What to work on
What follows are records. Restate all of them word for word.

Record excerpts

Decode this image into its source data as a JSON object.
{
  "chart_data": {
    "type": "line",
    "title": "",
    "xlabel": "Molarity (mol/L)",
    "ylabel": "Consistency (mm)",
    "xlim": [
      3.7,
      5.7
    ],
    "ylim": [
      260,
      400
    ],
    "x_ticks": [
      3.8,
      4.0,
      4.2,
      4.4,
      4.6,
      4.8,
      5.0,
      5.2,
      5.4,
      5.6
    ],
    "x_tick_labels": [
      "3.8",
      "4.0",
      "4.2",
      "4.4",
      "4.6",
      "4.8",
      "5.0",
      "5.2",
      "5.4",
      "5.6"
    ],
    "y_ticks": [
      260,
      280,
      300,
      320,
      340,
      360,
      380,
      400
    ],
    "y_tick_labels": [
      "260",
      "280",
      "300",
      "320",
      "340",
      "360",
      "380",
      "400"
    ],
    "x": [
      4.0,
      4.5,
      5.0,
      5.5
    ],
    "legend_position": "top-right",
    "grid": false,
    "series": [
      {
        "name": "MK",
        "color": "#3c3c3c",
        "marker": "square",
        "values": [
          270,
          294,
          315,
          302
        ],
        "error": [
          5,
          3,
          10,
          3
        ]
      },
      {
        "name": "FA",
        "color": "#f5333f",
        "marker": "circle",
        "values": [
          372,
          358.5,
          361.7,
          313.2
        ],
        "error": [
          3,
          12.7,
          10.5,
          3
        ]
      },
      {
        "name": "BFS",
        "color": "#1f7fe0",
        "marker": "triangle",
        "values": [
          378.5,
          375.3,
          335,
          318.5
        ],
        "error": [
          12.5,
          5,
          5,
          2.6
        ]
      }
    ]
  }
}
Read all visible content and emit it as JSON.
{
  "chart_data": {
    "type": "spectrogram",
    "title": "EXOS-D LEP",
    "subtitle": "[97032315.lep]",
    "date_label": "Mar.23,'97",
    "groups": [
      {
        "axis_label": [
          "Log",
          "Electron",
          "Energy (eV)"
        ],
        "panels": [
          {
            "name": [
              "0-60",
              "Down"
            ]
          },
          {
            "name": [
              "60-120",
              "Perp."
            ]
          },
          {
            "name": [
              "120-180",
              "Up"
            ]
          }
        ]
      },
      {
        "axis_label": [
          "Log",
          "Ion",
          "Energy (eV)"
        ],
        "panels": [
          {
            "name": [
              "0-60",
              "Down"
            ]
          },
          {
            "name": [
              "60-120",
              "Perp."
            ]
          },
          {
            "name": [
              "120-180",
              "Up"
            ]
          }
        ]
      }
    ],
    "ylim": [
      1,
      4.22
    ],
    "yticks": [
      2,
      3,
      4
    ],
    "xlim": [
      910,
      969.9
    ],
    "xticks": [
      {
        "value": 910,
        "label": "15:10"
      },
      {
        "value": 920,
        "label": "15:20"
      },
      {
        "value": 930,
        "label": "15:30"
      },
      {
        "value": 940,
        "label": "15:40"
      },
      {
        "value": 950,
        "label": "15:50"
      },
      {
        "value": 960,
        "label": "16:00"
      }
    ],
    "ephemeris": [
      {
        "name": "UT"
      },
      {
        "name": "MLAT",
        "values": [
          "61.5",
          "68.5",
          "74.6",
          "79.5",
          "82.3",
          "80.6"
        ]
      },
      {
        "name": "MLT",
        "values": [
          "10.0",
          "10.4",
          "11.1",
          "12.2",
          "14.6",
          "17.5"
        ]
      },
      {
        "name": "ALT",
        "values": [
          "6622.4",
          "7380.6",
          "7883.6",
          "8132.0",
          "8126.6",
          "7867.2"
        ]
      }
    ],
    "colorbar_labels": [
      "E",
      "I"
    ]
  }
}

Result of the task
Decode this image into its source data as a JSON object.
{
  "chart_data": {
    "type": "line",
    "title": "",
    "xlabel": "Molarity (mol/L)",
    "ylabel": "Consistency (mm)",
    "xlim": [
      3.7,
      5.7
    ],
    "ylim": [
      260,
      400
    ],
    "x_ticks": [
      3.8,
      4.0,
      4.2,
      4.4,
      4.6,
      4.8,
      5.0,
      5.2,
      5.4,
      5.6
    ],
    "x_tick_labels": [
      "3.8",
      "4.0",
      "4.2",
      "4.4",
      "4.6",
      "4.8",
      "5.0",
      "5.2",
      "5.4",
      "5.6"
    ],
    "y_ticks": [
      260,
      280,
      300,
      320,
      340,
      360,
      380,
      400
    ],
    "y_tick_labels": [
      "260",
      "280",
      "300",
      "320",
      "340",
      "360",
      "380",
      "400"
    ],
    "x": [
      4.0,
      4.5,
      5.0,
      5.5
    ],
    "legend_position": "top-right",
    "grid": false,
    "series": [
      {
        "name": "MK",
        "color": "#3c3c3c",
        "marker": "square",
        "values": [
          270,
          294,
          315,
          302
        ],
        "error": [
          5,
          3,
          10,
          3
        ]
      },
      {
        "name": "FA",
        "color": "#f5333f",
        "marker": "circle",
        "values": [
          372,
          358.5,
          361.7,
          313.2
        ],
        "error": [
          3,
          12.7,
          10.5,
          3
        ]
      },
      {
        "name": "BFS",
        "color": "#1f7fe0",
        "marker": "triangle",
        "values": [
          378.5,
          375.3,
          335,
          318.5
        ],
        "error": [
          12.5,
          5,
          5,
          2.6
        ]
      }
    ]
  }
}
Read all visible content and emit it as JSON.
{
  "chart_data": {
    "type": "spectrogram",
    "title": "EXOS-D LEP",
    "subtitle": "[97032315.lep]",
    "date_label": "Mar.23,'97",
    "groups": [
      {
        "axis_label": [
          "Log",
          "Electron",
          "Energy (eV)"
        ],
        "panels": [
          {
            "name": [
              "0-60",
              "Down"
            ]
          },
          {
            "name": [
              "60-120",
              "Perp."
            ]
          },
          {
            "name": [
              "120-180",
              "Up"
            ]
          }
        ]
      },
      {
        "axis_label": [
          "Log",
          "Ion",
          "Energy (eV)"
        ],
        "panels": [
          {
            "name": [
              "0-60",
              "Down"
            ]
          },
          {
            "name": [
              "60-120",
              "Perp."
            ]
          },
          {
            "name": [
              "120-180",
              "Up"
            ]
          }
        ]
      }
    ],
    "ylim": [
      1,
      4.22
    ],
    "yticks": [
      2,
      3,
      4
    ],
    "xlim": [
      910,
      969.9
    ],
    "xticks": [
      {
        "value": 910,
        "label": "15:10"
      },
      {
        "value": 920,
        "label": "15:20"
      },
      {
        "value": 930,
        "label": "15:30"
      },
      {
        "value": 940,
        "label": "15:40"
      },
      {
        "value": 950,
        "label": "15:50"
      },
      {
        "value": 960,
        "label": "16:00"
      }
    ],
    "ephemeris": [
      {
        "name": "UT"
      },
      {
        "name": "MLAT",
        "values": [
          "61.5",
          "68.5",
          "74.6",
          "79.5",
          "82.3",
          "80.6"
        ]
      },
      {
        "name": "MLT",
        "values": [
          "10.0",
          "10.4",
          "11.1",
          "12.2",
          "14.6",
          "17.5"
        ]
      },
      {
        "name": "ALT",
        "values": [
          "6622.4",
          "7380.6",
          "7883.6",
          "8132.0",
          "8126.6",
          "7867.2"
        ]
      }
    ],
    "colorbar_labels": [
      "E",
      "I"
    ]
  }
}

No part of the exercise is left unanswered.